▶ [TASK INSTRUCTIONS]:
Using the material below, copy every line where "based" appears.

##### EXTRACTED ENTRIES

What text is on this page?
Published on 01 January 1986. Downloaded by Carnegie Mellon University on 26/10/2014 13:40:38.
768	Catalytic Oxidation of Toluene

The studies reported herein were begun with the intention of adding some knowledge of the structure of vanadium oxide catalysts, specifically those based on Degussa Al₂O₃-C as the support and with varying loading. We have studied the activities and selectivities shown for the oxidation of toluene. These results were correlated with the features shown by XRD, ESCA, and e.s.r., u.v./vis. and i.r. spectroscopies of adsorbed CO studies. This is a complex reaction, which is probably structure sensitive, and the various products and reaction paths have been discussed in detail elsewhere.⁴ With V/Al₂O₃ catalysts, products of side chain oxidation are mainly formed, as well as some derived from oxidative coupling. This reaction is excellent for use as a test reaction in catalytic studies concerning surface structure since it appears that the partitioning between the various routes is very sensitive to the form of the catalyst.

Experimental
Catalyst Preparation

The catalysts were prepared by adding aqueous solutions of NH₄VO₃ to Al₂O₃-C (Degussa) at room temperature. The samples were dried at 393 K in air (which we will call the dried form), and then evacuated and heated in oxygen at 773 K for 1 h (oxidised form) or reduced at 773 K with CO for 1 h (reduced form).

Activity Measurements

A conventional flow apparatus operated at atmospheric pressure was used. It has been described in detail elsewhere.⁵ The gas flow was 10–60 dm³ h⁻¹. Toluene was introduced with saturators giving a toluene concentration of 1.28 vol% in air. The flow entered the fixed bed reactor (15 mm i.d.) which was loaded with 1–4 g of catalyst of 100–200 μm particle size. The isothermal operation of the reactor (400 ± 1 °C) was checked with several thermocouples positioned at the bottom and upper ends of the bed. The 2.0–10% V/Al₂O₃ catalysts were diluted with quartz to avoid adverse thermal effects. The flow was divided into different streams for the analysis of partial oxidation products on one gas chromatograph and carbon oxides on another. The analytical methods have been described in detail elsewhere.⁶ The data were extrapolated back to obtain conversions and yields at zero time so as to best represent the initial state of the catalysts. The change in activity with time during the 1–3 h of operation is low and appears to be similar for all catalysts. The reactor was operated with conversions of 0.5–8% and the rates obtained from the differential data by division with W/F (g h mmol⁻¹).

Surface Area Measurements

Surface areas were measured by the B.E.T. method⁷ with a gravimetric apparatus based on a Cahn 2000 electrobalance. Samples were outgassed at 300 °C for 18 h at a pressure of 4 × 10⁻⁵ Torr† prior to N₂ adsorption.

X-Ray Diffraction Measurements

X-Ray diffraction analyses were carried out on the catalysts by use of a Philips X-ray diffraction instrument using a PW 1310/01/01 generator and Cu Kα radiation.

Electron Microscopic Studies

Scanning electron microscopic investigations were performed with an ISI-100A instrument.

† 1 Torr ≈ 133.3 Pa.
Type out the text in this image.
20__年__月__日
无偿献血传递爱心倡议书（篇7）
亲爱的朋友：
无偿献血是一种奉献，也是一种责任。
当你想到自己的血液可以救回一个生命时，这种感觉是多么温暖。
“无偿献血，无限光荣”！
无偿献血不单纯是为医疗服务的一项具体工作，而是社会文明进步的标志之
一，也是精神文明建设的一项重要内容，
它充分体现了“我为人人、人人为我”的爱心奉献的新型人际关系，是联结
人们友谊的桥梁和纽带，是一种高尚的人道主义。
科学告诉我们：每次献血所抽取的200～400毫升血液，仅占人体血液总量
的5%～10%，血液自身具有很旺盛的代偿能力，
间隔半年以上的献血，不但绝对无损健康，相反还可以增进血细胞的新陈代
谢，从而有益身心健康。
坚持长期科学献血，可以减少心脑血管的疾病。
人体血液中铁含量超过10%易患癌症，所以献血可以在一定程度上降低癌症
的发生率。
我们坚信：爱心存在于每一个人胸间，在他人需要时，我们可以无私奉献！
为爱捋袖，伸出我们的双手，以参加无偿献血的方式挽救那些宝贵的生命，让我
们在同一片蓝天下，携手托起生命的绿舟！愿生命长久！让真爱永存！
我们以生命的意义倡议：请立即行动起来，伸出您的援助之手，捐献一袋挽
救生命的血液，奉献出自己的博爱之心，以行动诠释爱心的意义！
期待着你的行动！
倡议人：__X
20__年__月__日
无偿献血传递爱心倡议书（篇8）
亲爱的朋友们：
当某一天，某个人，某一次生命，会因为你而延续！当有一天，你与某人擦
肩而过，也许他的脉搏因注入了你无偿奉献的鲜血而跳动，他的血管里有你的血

##########

▶ [FINAL ANSWER]:
The studies reported herein were begun with the intention of adding some knowledge of the structure of vanadium oxide catalysts, specifically those based on Degussa Al₂O₃-C as the support and with varying loading. We have studied the activities and selectivities shown for the oxidation of toluene. These results were correlated with the features shown by XRD, ESCA, and e.s.r., u.v./vis. and i.r. spectroscopies of adsorbed CO studies. This is a complex reaction, which is probably structure sensitive, and the various products and reaction paths have been discussed in detail elsewhere.⁴ With V/Al₂O₃ catalysts, products of side chain oxidation are mainly formed, as well as some derived from oxidative coupling. This reaction is excellent for use as a test reaction in catalytic studies concerning surface structure since it appears that the partitioning between the various routes is very sensitive to the form of the catalyst.
Surface areas were measured by the B.E.T. method⁷ with a gravimetric apparatus based on a Cahn 2000 electrobalance. Samples were outgassed at 300 °C for 18 h at a pressure of 4 × 10⁻⁵ Torr† prior to N₂ adsorption.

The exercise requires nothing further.